## TASK OBJECTIVE:
Find each line holding "olarak" and copy it out.

## EXTRACTED MATERIAL:

-- -- --

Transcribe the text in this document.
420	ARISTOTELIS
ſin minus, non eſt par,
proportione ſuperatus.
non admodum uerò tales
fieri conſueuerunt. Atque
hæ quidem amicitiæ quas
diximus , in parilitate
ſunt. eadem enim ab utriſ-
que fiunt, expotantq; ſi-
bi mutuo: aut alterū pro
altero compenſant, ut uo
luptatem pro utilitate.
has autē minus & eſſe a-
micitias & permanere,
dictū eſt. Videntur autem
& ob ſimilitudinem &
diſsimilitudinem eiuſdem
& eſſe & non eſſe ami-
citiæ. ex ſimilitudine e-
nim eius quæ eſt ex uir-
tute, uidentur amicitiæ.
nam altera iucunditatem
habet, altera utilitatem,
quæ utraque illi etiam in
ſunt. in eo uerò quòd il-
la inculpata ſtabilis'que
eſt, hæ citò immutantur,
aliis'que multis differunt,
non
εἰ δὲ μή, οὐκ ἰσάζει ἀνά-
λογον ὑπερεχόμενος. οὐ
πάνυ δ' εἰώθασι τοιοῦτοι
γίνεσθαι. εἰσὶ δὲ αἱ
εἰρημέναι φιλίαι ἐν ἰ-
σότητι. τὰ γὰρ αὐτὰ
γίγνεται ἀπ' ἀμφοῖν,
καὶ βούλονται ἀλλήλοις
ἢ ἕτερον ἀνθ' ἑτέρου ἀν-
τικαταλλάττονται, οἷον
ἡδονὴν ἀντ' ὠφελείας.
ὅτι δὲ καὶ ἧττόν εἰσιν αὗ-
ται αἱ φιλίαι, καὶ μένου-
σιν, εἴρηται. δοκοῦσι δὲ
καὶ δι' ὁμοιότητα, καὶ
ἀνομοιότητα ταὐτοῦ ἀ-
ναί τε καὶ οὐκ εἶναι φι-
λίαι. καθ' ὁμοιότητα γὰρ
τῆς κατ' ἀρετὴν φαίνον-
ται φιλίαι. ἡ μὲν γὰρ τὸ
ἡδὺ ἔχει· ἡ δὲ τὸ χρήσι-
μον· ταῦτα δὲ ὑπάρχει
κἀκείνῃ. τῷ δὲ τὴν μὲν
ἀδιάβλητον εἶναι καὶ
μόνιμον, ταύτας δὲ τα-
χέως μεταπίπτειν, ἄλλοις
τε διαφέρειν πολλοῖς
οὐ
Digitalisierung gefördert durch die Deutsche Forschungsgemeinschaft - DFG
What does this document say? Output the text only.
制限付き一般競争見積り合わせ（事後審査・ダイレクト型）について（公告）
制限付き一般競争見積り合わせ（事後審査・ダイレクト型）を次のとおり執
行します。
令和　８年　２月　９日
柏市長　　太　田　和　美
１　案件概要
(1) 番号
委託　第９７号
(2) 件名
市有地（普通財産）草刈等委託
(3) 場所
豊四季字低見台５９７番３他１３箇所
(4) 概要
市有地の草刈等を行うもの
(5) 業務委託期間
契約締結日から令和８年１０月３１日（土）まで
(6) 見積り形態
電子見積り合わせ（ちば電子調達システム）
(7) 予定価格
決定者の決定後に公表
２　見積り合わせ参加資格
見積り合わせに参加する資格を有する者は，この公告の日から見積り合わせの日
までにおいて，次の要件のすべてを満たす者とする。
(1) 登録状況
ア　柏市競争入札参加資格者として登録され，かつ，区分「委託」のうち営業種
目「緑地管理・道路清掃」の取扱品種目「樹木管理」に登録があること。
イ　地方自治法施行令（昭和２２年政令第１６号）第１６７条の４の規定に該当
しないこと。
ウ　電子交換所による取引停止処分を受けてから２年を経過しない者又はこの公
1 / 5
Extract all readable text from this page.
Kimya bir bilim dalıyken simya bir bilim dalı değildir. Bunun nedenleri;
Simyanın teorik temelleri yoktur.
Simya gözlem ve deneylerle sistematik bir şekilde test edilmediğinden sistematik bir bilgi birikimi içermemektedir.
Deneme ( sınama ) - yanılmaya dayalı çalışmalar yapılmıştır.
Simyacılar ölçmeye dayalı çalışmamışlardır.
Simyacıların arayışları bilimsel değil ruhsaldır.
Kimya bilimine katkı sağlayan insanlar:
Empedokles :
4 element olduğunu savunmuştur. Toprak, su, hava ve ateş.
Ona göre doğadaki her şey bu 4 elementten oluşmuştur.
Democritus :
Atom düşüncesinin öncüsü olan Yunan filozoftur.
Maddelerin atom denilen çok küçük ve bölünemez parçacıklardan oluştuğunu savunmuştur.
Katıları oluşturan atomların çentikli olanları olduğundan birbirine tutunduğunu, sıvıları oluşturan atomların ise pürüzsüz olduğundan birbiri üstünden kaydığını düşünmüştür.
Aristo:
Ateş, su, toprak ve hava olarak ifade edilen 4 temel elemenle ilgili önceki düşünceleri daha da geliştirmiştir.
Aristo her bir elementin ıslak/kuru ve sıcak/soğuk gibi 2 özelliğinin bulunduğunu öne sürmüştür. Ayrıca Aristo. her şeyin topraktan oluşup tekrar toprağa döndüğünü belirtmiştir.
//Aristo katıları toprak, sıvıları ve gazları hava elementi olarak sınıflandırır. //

-- -- --

## COMPLETED TASK:
Ateş, su, toprak ve hava olarak ifade edilen 4 temel elemenle ilgili önceki düşünceleri daha da geliştirmiştir.
//Aristo katıları toprak, sıvıları ve gazları hava elementi olarak sınıflandırır. //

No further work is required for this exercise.